### Stated exercise
Restate the listing below word for word, omitting any images.

### Stored records
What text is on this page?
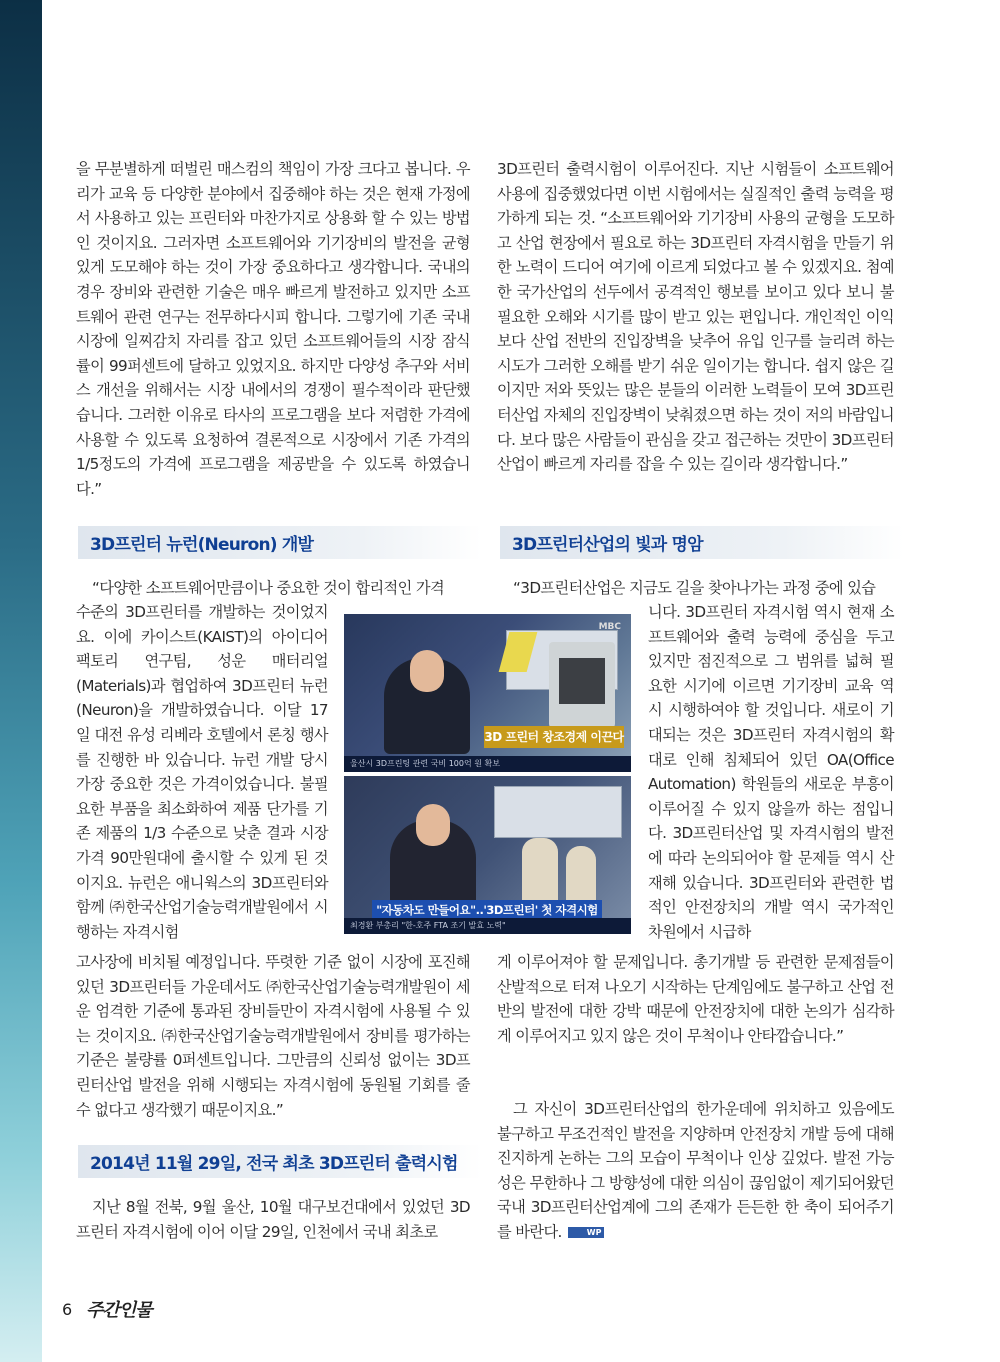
을 무분별하게 떠벌린 매스컴의 책임이 가장 크다고 봅니다. 우리가 교육 등 다양한 분야에서 집중해야 하는 것은 현재 가정에서 사용하고 있는 프린터와 마찬가지로 상용화 할 수 있는 방법인 것이지요. 그러자면 소프트웨어와 기기장비의 발전을 균형 있게 도모해야 하는 것이 가장 중요하다고 생각합니다. 국내의 경우 장비와 관련한 기술은 매우 빠르게 발전하고 있지만 소프트웨어 관련 연구는 전무하다시피 합니다. 그렇기에 기존 국내 시장에 일찌감치 자리를 잡고 있던 소프트웨어들의 시장 잠식률이 99퍼센트에 달하고 있었지요. 하지만 다양성 추구와 서비스 개선을 위해서는 시장 내에서의 경쟁이 필수적이라 판단했습니다. 그러한 이유로 타사의 프로그램을 보다 저렴한 가격에 사용할 수 있도록 요청하여 결론적으로 시장에서 기존 가격의 1/5정도의 가격에 프로그램을 제공받을 수 있도록 하였습니다.”

3D프린터 출력시험이 이루어진다. 지난 시험들이 소프트웨어 사용에 집중했었다면 이번 시험에서는 실질적인 출력 능력을 평가하게 되는 것. “소프트웨어와 기기장비 사용의 균형을 도모하고 산업 현장에서 필요로 하는 3D프린터 자격시험을 만들기 위한 노력이 드디어 여기에 이르게 되었다고 볼 수 있겠지요. 첨예한 국가산업의 선두에서 공격적인 행보를 보이고 있다 보니 불필요한 오해와 시기를 많이 받고 있는 편입니다. 개인적인 이익보다 산업 전반의 진입장벽을 낮추어 유입 인구를 늘리려 하는 시도가 그러한 오해를 받기 쉬운 일이기는 합니다. 쉽지 않은 길이지만 저와 뜻있는 많은 분들의 이러한 노력들이 모여 3D프린터산업 자체의 진입장벽이 낮춰졌으면 하는 것이 저의 바람입니다. 보다 많은 사람들이 관심을 갖고 접근하는 것만이 3D프린터산업이 빠르게 자리를 잡을 수 있는 길이라 생각합니다.”

3D프린터 뉴런(Neuron) 개발	3D프린터산업의 빛과 명암
2014년 11월 29일, 전국 최초 3D프린터 출력시험
“다양한 소프트웨어만큼이나 중요한 것이 합리적인 가격
수준의 3D프린터를 개발하는 것이었지요. 이에 카이스트(KAIST)의 아이디어 팩토리 연구팀, 성운 매터리얼(Materials)과 협업하여 3D프린터 뉴런(Neuron)을 개발하였습니다. 이달 17일 대전 유성 리베라 호텔에서 론칭 행사를 진행한 바 있습니다. 뉴런 개발 당시 가장 중요한 것은 가격이었습니다. 불필요한 부품을 최소화하여 제품 단가를 기존 제품의 1/3 수준으로 낮춘 결과 시장가격 90만원대에 출시할 수 있게 된 것이지요. 뉴런은 애니웍스의 3D프린터와 함께 ㈜한국산업기술능력개발원에서 시행하는 자격시험
고사장에 비치될 예정입니다. 뚜렷한 기준 없이 시장에 포진해 있던 3D프린터들 가운데서도 ㈜한국산업기술능력개발원이 세운 엄격한 기준에 통과된 장비들만이 자격시험에 사용될 수 있는 것이지요. ㈜한국산업기술능력개발원에서 장비를 평가하는 기준은 불량률 0퍼센트입니다. 그만큼의 신뢰성 없이는 3D프린터산업 발전을 위해 시행되는 자격시험에 동원될 기회를 줄 수 없다고 생각했기 때문이지요.”
“3D프린터산업은 지금도 길을 찾아나가는 과정 중에 있습
니다. 3D프린터 자격시험 역시 현재 소프트웨어와 출력 능력에 중심을 두고 있지만 점진적으로 그 범위를 넓혀 필요한 시기에 이르면 기기장비 교육 역시 시행하여야 할 것입니다. 새로이 기대되는 것은 3D프린터 자격시험의 확대로 인해 침체되어 있던 OA(Office Automation) 학원들의 새로운 부흥이 이루어질 수 있지 않을까 하는 점입니다. 3D프린터산업 및 자격시험의 발전에 따라 논의되어야 할 문제들 역시 산재해 있습니다. 3D프린터와 관련한 법적인 안전장치의 개발 역시 국가적인 차원에서 시급하
게 이루어져야 할 문제입니다. 총기개발 등 관련한 문제점들이 산발적으로 터져 나오기 시작하는 단계임에도 불구하고 산업 전반의 발전에 대한 강박 때문에 안전장치에 대한 논의가 심각하게 이루어지고 있지 않은 것이 무척이나 안타깝습니다.”
그 자신이 3D프린터산업의 한가운데에 위치하고 있음에도 불구하고 무조건적인 발전을 지양하며 안전장치 개발 등에 대해 진지하게 논하는 그의 모습이 무척이나 인상 깊었다. 발전 가능성은 무한하나 그 방향성에 대한 의심이 끊임없이 제기되어왔던 국내 3D프린터산업계에 그의 존재가 든든한 한 축이 되어주기를 바란다.	WP
지난 8월 전북, 9월 울산, 10월 대구보건대에서 있었던 3D프린터 자격시험에 이어 이달 29일, 인천에서 국내 최초로
MBC
3D 프린터 창조경제 이끈다
울산시 3D프린팅 관련 국비 100억 원 확보
"자동차도 만들어요"..'3D프린터' 첫 자격시험
최경환 부총리 "한-호주 FTA 조기 발효 노력"
6 주간인물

### Result
What text is on this page?
을 무분별하게 떠벌린 매스컴의 책임이 가장 크다고 봅니다. 우리가 교육 등 다양한 분야에서 집중해야 하는 것은 현재 가정에서 사용하고 있는 프린터와 마찬가지로 상용화 할 수 있는 방법인 것이지요. 그러자면 소프트웨어와 기기장비의 발전을 균형 있게 도모해야 하는 것이 가장 중요하다고 생각합니다. 국내의 경우 장비와 관련한 기술은 매우 빠르게 발전하고 있지만 소프트웨어 관련 연구는 전무하다시피 합니다. 그렇기에 기존 국내 시장에 일찌감치 자리를 잡고 있던 소프트웨어들의 시장 잠식률이 99퍼센트에 달하고 있었지요. 하지만 다양성 추구와 서비스 개선을 위해서는 시장 내에서의 경쟁이 필수적이라 판단했습니다. 그러한 이유로 타사의 프로그램을 보다 저렴한 가격에 사용할 수 있도록 요청하여 결론적으로 시장에서 기존 가격의 1/5정도의 가격에 프로그램을 제공받을 수 있도록 하였습니다.”

3D프린터 출력시험이 이루어진다. 지난 시험들이 소프트웨어 사용에 집중했었다면 이번 시험에서는 실질적인 출력 능력을 평가하게 되는 것. “소프트웨어와 기기장비 사용의 균형을 도모하고 산업 현장에서 필요로 하는 3D프린터 자격시험을 만들기 위한 노력이 드디어 여기에 이르게 되었다고 볼 수 있겠지요. 첨예한 국가산업의 선두에서 공격적인 행보를 보이고 있다 보니 불필요한 오해와 시기를 많이 받고 있는 편입니다. 개인적인 이익보다 산업 전반의 진입장벽을 낮추어 유입 인구를 늘리려 하는 시도가 그러한 오해를 받기 쉬운 일이기는 합니다. 쉽지 않은 길이지만 저와 뜻있는 많은 분들의 이러한 노력들이 모여 3D프린터산업 자체의 진입장벽이 낮춰졌으면 하는 것이 저의 바람입니다. 보다 많은 사람들이 관심을 갖고 접근하는 것만이 3D프린터산업이 빠르게 자리를 잡을 수 있는 길이라 생각합니다.”

3D프린터 뉴런(Neuron) 개발	3D프린터산업의 빛과 명암
2014년 11월 29일, 전국 최초 3D프린터 출력시험
“다양한 소프트웨어만큼이나 중요한 것이 합리적인 가격
수준의 3D프린터를 개발하는 것이었지요. 이에 카이스트(KAIST)의 아이디어 팩토리 연구팀, 성운 매터리얼(Materials)과 협업하여 3D프린터 뉴런(Neuron)을 개발하였습니다. 이달 17일 대전 유성 리베라 호텔에서 론칭 행사를 진행한 바 있습니다. 뉴런 개발 당시 가장 중요한 것은 가격이었습니다. 불필요한 부품을 최소화하여 제품 단가를 기존 제품의 1/3 수준으로 낮춘 결과 시장가격 90만원대에 출시할 수 있게 된 것이지요. 뉴런은 애니웍스의 3D프린터와 함께 ㈜한국산업기술능력개발원에서 시행하는 자격시험
고사장에 비치될 예정입니다. 뚜렷한 기준 없이 시장에 포진해 있던 3D프린터들 가운데서도 ㈜한국산업기술능력개발원이 세운 엄격한 기준에 통과된 장비들만이 자격시험에 사용될 수 있는 것이지요. ㈜한국산업기술능력개발원에서 장비를 평가하는 기준은 불량률 0퍼센트입니다. 그만큼의 신뢰성 없이는 3D프린터산업 발전을 위해 시행되는 자격시험에 동원될 기회를 줄 수 없다고 생각했기 때문이지요.”
“3D프린터산업은 지금도 길을 찾아나가는 과정 중에 있습
니다. 3D프린터 자격시험 역시 현재 소프트웨어와 출력 능력에 중심을 두고 있지만 점진적으로 그 범위를 넓혀 필요한 시기에 이르면 기기장비 교육 역시 시행하여야 할 것입니다. 새로이 기대되는 것은 3D프린터 자격시험의 확대로 인해 침체되어 있던 OA(Office Automation) 학원들의 새로운 부흥이 이루어질 수 있지 않을까 하는 점입니다. 3D프린터산업 및 자격시험의 발전에 따라 논의되어야 할 문제들 역시 산재해 있습니다. 3D프린터와 관련한 법적인 안전장치의 개발 역시 국가적인 차원에서 시급하
게 이루어져야 할 문제입니다. 총기개발 등 관련한 문제점들이 산발적으로 터져 나오기 시작하는 단계임에도 불구하고 산업 전반의 발전에 대한 강박 때문에 안전장치에 대한 논의가 심각하게 이루어지고 있지 않은 것이 무척이나 안타깝습니다.”
그 자신이 3D프린터산업의 한가운데에 위치하고 있음에도 불구하고 무조건적인 발전을 지양하며 안전장치 개발 등에 대해 진지하게 논하는 그의 모습이 무척이나 인상 깊었다. 발전 가능성은 무한하나 그 방향성에 대한 의심이 끊임없이 제기되어왔던 국내 3D프린터산업계에 그의 존재가 든든한 한 축이 되어주기를 바란다.	WP
지난 8월 전북, 9월 울산, 10월 대구보건대에서 있었던 3D프린터 자격시험에 이어 이달 29일, 인천에서 국내 최초로
MBC
3D 프린터 창조경제 이끈다
울산시 3D프린팅 관련 국비 100억 원 확보
"자동차도 만들어요"..'3D프린터' 첫 자격시험
최경환 부총리 "한-호주 FTA 조기 발효 노력"
6 주간인물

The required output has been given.